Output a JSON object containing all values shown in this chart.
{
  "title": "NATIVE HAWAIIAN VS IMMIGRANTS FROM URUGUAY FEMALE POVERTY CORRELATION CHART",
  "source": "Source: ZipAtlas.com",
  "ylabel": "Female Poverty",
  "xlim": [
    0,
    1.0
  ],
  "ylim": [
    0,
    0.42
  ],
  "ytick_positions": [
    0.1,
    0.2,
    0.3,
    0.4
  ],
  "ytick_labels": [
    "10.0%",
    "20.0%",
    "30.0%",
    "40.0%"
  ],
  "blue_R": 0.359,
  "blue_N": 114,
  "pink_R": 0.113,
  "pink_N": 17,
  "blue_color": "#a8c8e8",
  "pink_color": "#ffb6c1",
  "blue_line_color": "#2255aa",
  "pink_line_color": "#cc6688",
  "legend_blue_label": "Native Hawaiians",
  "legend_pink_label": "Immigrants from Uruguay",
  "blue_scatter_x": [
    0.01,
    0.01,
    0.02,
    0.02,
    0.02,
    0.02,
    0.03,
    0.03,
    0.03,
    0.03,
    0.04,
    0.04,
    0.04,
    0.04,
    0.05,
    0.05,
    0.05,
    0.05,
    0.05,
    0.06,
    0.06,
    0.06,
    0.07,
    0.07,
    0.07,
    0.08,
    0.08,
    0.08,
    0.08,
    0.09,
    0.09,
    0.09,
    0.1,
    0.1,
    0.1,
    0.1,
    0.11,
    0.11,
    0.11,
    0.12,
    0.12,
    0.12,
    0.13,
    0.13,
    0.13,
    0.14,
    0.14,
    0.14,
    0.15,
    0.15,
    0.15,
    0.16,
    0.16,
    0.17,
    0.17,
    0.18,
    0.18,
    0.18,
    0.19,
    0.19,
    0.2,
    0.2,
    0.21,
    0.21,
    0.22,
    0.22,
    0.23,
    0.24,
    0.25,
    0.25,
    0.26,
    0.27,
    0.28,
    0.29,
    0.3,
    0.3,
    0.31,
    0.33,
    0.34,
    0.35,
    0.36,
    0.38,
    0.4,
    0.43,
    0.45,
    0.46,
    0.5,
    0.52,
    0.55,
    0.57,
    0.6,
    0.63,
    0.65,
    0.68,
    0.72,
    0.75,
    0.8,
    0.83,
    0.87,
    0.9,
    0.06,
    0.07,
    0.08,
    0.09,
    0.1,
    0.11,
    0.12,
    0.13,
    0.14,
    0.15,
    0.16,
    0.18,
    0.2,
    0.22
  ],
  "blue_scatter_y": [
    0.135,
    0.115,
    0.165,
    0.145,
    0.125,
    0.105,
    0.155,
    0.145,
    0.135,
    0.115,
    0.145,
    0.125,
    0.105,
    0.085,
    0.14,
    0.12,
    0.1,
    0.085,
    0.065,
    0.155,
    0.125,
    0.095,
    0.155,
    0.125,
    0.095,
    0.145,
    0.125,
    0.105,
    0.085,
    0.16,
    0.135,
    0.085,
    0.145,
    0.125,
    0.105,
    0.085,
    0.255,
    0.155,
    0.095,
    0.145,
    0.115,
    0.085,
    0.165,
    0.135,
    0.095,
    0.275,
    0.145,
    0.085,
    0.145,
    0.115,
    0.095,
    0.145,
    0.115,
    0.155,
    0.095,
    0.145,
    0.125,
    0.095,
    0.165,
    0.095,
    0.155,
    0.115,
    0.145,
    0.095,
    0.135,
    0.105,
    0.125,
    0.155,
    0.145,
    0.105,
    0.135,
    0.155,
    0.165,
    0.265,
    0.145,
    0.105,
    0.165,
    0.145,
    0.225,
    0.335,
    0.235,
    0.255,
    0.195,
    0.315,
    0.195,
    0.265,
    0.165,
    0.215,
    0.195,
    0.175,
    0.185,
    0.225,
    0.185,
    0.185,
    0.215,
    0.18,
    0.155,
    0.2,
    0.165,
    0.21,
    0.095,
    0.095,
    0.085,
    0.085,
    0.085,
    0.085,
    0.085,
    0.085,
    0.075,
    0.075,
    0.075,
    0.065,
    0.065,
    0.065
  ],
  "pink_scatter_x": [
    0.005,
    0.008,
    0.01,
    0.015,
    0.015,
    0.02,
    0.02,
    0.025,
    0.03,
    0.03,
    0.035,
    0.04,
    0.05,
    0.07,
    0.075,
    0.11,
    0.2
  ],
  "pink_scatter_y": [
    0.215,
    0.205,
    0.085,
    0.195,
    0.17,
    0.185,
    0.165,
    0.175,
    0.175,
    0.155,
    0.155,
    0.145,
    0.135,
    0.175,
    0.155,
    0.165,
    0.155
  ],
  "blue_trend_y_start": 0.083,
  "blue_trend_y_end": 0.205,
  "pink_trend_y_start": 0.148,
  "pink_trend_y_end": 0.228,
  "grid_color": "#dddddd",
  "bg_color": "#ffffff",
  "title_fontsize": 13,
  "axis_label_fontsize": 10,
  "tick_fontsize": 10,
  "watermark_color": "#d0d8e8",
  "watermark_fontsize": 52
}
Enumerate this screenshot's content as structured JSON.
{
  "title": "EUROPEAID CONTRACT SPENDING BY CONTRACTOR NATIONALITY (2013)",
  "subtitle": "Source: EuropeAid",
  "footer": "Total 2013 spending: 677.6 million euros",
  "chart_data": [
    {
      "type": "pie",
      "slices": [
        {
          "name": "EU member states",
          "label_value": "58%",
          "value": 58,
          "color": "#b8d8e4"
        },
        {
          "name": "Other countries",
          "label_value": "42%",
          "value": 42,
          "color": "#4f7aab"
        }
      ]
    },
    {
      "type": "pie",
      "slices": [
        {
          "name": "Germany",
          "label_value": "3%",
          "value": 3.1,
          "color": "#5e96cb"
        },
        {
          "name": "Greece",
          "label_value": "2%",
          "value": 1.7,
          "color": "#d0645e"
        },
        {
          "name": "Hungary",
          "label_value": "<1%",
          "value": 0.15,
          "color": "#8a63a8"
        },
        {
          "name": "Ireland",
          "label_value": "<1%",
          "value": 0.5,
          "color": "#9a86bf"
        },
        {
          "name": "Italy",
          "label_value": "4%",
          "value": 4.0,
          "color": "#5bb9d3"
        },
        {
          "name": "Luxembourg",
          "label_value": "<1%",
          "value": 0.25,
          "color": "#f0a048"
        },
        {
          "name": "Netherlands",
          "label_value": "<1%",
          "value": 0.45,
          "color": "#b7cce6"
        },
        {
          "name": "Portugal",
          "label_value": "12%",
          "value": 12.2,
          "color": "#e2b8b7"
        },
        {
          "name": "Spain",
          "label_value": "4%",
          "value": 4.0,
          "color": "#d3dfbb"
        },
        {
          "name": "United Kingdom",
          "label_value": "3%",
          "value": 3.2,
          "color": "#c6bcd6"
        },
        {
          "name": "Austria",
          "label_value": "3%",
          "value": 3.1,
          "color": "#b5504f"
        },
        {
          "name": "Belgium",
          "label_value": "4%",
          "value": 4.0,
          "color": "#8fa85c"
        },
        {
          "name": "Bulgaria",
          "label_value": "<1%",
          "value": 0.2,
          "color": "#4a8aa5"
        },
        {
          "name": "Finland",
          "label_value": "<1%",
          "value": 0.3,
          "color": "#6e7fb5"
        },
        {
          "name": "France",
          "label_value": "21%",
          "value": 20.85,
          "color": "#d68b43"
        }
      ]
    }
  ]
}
▬▬▬▬▬▬
The records above must be output exactly, in full.

# Answer for the task:
Output a JSON object containing all values shown in this chart.
{
  "title": "NATIVE HAWAIIAN VS IMMIGRANTS FROM URUGUAY FEMALE POVERTY CORRELATION CHART",
  "source": "Source: ZipAtlas.com",
  "ylabel": "Female Poverty",
  "xlim": [
    0,
    1.0
  ],
  "ylim": [
    0,
    0.42
  ],
  "ytick_positions": [
    0.1,
    0.2,
    0.3,
    0.4
  ],
  "ytick_labels": [
    "10.0%",
    "20.0%",
    "30.0%",
    "40.0%"
  ],
  "blue_R": 0.359,
  "blue_N": 114,
  "pink_R": 0.113,
  "pink_N": 17,
  "blue_color": "#a8c8e8",
  "pink_color": "#ffb6c1",
  "blue_line_color": "#2255aa",
  "pink_line_color": "#cc6688",
  "legend_blue_label": "Native Hawaiians",
  "legend_pink_label": "Immigrants from Uruguay",
  "blue_scatter_x": [
    0.01,
    0.01,
    0.02,
    0.02,
    0.02,
    0.02,
    0.03,
    0.03,
    0.03,
    0.03,
    0.04,
    0.04,
    0.04,
    0.04,
    0.05,
    0.05,
    0.05,
    0.05,
    0.05,
    0.06,
    0.06,
    0.06,
    0.07,
    0.07,
    0.07,
    0.08,
    0.08,
    0.08,
    0.08,
    0.09,
    0.09,
    0.09,
    0.1,
    0.1,
    0.1,
    0.1,
    0.11,
    0.11,
    0.11,
    0.12,
    0.12,
    0.12,
    0.13,
    0.13,
    0.13,
    0.14,
    0.14,
    0.14,
    0.15,
    0.15,
    0.15,
    0.16,
    0.16,
    0.17,
    0.17,
    0.18,
    0.18,
    0.18,
    0.19,
    0.19,
    0.2,
    0.2,
    0.21,
    0.21,
    0.22,
    0.22,
    0.23,
    0.24,
    0.25,
    0.25,
    0.26,
    0.27,
    0.28,
    0.29,
    0.3,
    0.3,
    0.31,
    0.33,
    0.34,
    0.35,
    0.36,
    0.38,
    0.4,
    0.43,
    0.45,
    0.46,
    0.5,
    0.52,
    0.55,
    0.57,
    0.6,
    0.63,
    0.65,
    0.68,
    0.72,
    0.75,
    0.8,
    0.83,
    0.87,
    0.9,
    0.06,
    0.07,
    0.08,
    0.09,
    0.1,
    0.11,
    0.12,
    0.13,
    0.14,
    0.15,
    0.16,
    0.18,
    0.2,
    0.22
  ],
  "blue_scatter_y": [
    0.135,
    0.115,
    0.165,
    0.145,
    0.125,
    0.105,
    0.155,
    0.145,
    0.135,
    0.115,
    0.145,
    0.125,
    0.105,
    0.085,
    0.14,
    0.12,
    0.1,
    0.085,
    0.065,
    0.155,
    0.125,
    0.095,
    0.155,
    0.125,
    0.095,
    0.145,
    0.125,
    0.105,
    0.085,
    0.16,
    0.135,
    0.085,
    0.145,
    0.125,
    0.105,
    0.085,
    0.255,
    0.155,
    0.095,
    0.145,
    0.115,
    0.085,
    0.165,
    0.135,
    0.095,
    0.275,
    0.145,
    0.085,
    0.145,
    0.115,
    0.095,
    0.145,
    0.115,
    0.155,
    0.095,
    0.145,
    0.125,
    0.095,
    0.165,
    0.095,
    0.155,
    0.115,
    0.145,
    0.095,
    0.135,
    0.105,
    0.125,
    0.155,
    0.145,
    0.105,
    0.135,
    0.155,
    0.165,
    0.265,
    0.145,
    0.105,
    0.165,
    0.145,
    0.225,
    0.335,
    0.235,
    0.255,
    0.195,
    0.315,
    0.195,
    0.265,
    0.165,
    0.215,
    0.195,
    0.175,
    0.185,
    0.225,
    0.185,
    0.185,
    0.215,
    0.18,
    0.155,
    0.2,
    0.165,
    0.21,
    0.095,
    0.095,
    0.085,
    0.085,
    0.085,
    0.085,
    0.085,
    0.085,
    0.075,
    0.075,
    0.075,
    0.065,
    0.065,
    0.065
  ],
  "pink_scatter_x": [
    0.005,
    0.008,
    0.01,
    0.015,
    0.015,
    0.02,
    0.02,
    0.025,
    0.03,
    0.03,
    0.035,
    0.04,
    0.05,
    0.07,
    0.075,
    0.11,
    0.2
  ],
  "pink_scatter_y": [
    0.215,
    0.205,
    0.085,
    0.195,
    0.17,
    0.185,
    0.165,
    0.175,
    0.175,
    0.155,
    0.155,
    0.145,
    0.135,
    0.175,
    0.155,
    0.165,
    0.155
  ],
  "blue_trend_y_start": 0.083,
  "blue_trend_y_end": 0.205,
  "pink_trend_y_start": 0.148,
  "pink_trend_y_end": 0.228,
  "grid_color": "#dddddd",
  "bg_color": "#ffffff",
  "title_fontsize": 13,
  "axis_label_fontsize": 10,
  "tick_fontsize": 10,
  "watermark_color": "#d0d8e8",
  "watermark_fontsize": 52
}
Enumerate this screenshot's content as structured JSON.
{
  "title": "EUROPEAID CONTRACT SPENDING BY CONTRACTOR NATIONALITY (2013)",
  "subtitle": "Source: EuropeAid",
  "footer": "Total 2013 spending: 677.6 million euros",
  "chart_data": [
    {
      "type": "pie",
      "slices": [
        {
          "name": "EU member states",
          "label_value": "58%",
          "value": 58,
          "color": "#b8d8e4"
        },
        {
          "name": "Other countries",
          "label_value": "42%",
          "value": 42,
          "color": "#4f7aab"
        }
      ]
    },
    {
      "type": "pie",
      "slices": [
        {
          "name": "Germany",
          "label_value": "3%",
          "value": 3.1,
          "color": "#5e96cb"
        },
        {
          "name": "Greece",
          "label_value": "2%",
          "value": 1.7,
          "color": "#d0645e"
        },
        {
          "name": "Hungary",
          "label_value": "<1%",
          "value": 0.15,
          "color": "#8a63a8"
        },
        {
          "name": "Ireland",
          "label_value": "<1%",
          "value": 0.5,
          "color": "#9a86bf"
        },
        {
          "name": "Italy",
          "label_value": "4%",
          "value": 4.0,
          "color": "#5bb9d3"
        },
        {
          "name": "Luxembourg",
          "label_value": "<1%",
          "value": 0.25,
          "color": "#f0a048"
        },
        {
          "name": "Netherlands",
          "label_value": "<1%",
          "value": 0.45,
          "color": "#b7cce6"
        },
        {
          "name": "Portugal",
          "label_value": "12%",
          "value": 12.2,
          "color": "#e2b8b7"
        },
        {
          "name": "Spain",
          "label_value": "4%",
          "value": 4.0,
          "color": "#d3dfbb"
        },
        {
          "name": "United Kingdom",
          "label_value": "3%",
          "value": 3.2,
          "color": "#c6bcd6"
        },
        {
          "name": "Austria",
          "label_value": "3%",
          "value": 3.1,
          "color": "#b5504f"
        },
        {
          "name": "Belgium",
          "label_value": "4%",
          "value": 4.0,
          "color": "#8fa85c"
        },
        {
          "name": "Bulgaria",
          "label_value": "<1%",
          "value": 0.2,
          "color": "#4a8aa5"
        },
        {
          "name": "Finland",
          "label_value": "<1%",
          "value": 0.3,
          "color": "#6e7fb5"
        },
        {
          "name": "France",
          "label_value": "21%",
          "value": 20.85,
          "color": "#d68b43"
        }
      ]
    }
  ]
}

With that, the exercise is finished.